====== Records shown ======

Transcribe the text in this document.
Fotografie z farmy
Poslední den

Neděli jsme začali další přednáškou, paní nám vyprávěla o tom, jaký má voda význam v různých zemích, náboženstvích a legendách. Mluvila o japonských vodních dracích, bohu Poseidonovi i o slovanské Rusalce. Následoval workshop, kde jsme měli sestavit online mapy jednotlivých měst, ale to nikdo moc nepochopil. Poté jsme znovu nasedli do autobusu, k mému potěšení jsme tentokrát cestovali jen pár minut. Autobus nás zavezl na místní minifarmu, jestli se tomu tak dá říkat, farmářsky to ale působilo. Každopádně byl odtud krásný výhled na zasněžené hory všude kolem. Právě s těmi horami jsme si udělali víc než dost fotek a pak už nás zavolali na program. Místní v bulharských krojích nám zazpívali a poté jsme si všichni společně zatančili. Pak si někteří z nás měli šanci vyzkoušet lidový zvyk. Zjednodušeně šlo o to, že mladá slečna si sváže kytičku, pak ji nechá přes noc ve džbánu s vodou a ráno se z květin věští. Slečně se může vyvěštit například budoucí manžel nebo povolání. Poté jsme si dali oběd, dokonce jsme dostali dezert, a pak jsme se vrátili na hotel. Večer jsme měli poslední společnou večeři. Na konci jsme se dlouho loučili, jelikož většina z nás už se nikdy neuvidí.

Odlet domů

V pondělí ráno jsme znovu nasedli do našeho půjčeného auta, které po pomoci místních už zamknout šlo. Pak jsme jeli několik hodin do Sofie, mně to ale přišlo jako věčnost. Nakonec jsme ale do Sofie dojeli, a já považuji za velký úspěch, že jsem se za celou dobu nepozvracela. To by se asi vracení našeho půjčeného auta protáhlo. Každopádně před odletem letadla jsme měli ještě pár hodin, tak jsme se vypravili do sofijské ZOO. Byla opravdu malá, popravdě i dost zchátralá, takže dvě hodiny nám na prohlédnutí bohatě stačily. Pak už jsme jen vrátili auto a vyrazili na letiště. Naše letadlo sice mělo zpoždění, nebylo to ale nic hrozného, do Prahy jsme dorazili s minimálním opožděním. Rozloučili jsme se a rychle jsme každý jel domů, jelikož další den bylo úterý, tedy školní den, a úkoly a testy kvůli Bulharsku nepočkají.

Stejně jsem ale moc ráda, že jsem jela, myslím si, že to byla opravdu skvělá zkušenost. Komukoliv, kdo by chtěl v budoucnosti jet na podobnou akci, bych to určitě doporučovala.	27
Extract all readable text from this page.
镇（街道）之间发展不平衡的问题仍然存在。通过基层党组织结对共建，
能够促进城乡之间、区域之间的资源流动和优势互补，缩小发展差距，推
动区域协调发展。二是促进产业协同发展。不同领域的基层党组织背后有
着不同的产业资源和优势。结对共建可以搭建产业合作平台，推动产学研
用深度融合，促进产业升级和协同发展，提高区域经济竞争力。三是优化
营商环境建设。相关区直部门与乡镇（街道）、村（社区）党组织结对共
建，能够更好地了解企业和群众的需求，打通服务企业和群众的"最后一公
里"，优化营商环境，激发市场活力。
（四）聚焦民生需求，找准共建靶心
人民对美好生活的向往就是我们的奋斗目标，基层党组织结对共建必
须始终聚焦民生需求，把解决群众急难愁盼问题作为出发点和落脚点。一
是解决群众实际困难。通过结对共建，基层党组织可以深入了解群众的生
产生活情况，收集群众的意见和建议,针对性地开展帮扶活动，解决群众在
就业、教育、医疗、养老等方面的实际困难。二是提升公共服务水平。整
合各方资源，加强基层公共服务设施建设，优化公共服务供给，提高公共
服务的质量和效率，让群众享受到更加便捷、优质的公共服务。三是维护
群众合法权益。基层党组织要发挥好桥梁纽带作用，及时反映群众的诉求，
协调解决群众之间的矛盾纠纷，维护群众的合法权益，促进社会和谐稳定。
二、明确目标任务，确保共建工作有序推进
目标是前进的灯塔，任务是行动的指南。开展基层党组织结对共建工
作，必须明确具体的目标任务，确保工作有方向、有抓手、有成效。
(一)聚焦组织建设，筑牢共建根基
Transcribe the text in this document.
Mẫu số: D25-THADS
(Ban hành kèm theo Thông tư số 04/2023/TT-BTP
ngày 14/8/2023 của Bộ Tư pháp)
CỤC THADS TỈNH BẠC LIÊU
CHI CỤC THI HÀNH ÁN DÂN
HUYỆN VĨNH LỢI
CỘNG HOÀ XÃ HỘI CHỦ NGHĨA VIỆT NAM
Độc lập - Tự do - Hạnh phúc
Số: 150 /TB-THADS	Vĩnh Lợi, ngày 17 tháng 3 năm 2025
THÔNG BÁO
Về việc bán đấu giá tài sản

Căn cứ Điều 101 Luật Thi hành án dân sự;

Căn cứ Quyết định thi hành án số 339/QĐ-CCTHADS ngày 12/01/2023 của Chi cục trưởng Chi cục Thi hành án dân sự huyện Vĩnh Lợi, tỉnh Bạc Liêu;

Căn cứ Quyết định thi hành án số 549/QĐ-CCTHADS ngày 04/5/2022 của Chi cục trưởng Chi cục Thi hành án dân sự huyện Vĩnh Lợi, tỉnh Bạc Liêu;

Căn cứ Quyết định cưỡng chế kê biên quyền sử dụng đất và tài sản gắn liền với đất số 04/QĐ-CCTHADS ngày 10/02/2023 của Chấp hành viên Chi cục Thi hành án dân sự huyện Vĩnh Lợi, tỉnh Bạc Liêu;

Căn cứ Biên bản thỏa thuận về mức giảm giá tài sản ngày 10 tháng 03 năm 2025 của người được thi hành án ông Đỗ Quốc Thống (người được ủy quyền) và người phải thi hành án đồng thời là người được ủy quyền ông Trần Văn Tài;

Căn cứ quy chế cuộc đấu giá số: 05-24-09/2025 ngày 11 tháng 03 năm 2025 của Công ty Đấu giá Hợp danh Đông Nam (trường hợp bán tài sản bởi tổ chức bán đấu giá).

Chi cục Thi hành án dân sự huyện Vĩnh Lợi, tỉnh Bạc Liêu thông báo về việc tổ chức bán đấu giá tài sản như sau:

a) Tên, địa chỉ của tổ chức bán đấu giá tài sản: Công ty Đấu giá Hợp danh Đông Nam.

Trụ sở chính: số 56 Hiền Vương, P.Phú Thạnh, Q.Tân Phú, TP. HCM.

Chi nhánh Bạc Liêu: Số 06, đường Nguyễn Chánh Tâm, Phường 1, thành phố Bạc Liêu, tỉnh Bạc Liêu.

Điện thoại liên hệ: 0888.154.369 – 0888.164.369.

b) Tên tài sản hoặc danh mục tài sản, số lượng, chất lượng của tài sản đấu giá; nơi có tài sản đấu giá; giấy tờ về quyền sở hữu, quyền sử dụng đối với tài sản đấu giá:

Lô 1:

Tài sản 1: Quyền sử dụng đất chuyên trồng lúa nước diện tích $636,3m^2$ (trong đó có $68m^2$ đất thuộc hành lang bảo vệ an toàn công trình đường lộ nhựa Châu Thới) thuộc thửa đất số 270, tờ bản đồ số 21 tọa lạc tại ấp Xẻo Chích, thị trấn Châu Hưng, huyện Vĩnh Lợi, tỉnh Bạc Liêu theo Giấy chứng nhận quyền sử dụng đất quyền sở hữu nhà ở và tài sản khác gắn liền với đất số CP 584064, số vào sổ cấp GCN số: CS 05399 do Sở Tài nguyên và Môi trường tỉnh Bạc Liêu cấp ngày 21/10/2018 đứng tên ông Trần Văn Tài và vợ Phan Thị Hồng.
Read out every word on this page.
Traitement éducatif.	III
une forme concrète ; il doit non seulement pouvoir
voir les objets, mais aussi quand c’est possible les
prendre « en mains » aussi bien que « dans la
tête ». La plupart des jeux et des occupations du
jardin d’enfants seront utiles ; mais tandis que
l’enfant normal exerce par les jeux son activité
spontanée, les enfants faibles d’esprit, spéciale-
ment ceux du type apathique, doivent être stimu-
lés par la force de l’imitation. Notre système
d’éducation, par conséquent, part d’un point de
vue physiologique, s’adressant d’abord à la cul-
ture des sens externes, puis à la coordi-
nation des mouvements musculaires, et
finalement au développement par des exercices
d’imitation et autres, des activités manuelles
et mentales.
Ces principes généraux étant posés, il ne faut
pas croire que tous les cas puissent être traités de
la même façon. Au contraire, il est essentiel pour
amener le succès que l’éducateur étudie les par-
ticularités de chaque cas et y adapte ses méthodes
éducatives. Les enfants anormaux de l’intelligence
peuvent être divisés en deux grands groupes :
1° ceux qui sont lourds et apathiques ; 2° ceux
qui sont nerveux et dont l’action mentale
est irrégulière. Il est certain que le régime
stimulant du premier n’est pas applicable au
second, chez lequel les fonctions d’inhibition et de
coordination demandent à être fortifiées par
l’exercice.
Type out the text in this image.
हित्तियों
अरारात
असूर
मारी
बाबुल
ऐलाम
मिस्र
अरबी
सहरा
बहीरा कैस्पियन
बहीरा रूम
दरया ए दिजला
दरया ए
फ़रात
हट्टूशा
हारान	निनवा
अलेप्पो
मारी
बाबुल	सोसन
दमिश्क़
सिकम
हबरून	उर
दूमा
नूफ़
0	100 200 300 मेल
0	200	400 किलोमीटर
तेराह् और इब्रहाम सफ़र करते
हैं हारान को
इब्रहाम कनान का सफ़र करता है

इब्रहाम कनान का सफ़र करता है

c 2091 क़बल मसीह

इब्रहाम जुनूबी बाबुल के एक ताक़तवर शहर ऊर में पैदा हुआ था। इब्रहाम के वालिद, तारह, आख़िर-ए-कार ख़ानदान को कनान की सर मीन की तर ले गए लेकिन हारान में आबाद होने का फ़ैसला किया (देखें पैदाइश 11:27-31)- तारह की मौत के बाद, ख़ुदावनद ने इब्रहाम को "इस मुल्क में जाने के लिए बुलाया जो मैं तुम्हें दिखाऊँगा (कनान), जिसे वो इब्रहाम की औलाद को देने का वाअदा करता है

======

◆ Given instruction:
Your task is to gather all lines from the entries above that hold the word "liền".

◆ Task answer:
Căn cứ Quyết định cưỡng chế kê biên quyền sử dụng đất và tài sản gắn liền với đất số 04/QĐ-CCTHADS ngày 10/02/2023 của Chấp hành viên Chi cục Thi hành án dân sự huyện Vĩnh Lợi, tỉnh Bạc Liêu;
Tài sản 1: Quyền sử dụng đất chuyên trồng lúa nước diện tích $636,3m^2$ (trong đó có $68m^2$ đất thuộc hành lang bảo vệ an toàn công trình đường lộ nhựa Châu Thới) thuộc thửa đất số 270, tờ bản đồ số 21 tọa lạc tại ấp Xẻo Chích, thị trấn Châu Hưng, huyện Vĩnh Lợi, tỉnh Bạc Liêu theo Giấy chứng nhận quyền sử dụng đất quyền sở hữu nhà ở và tài sản khác gắn liền với đất số CP 584064, số vào sổ cấp GCN số: CS 05399 do Sở Tài nguyên và Môi trường tỉnh Bạc Liêu cấp ngày 21/10/2018 đứng tên ông Trần Văn Tài và vợ Phan Thị Hồng.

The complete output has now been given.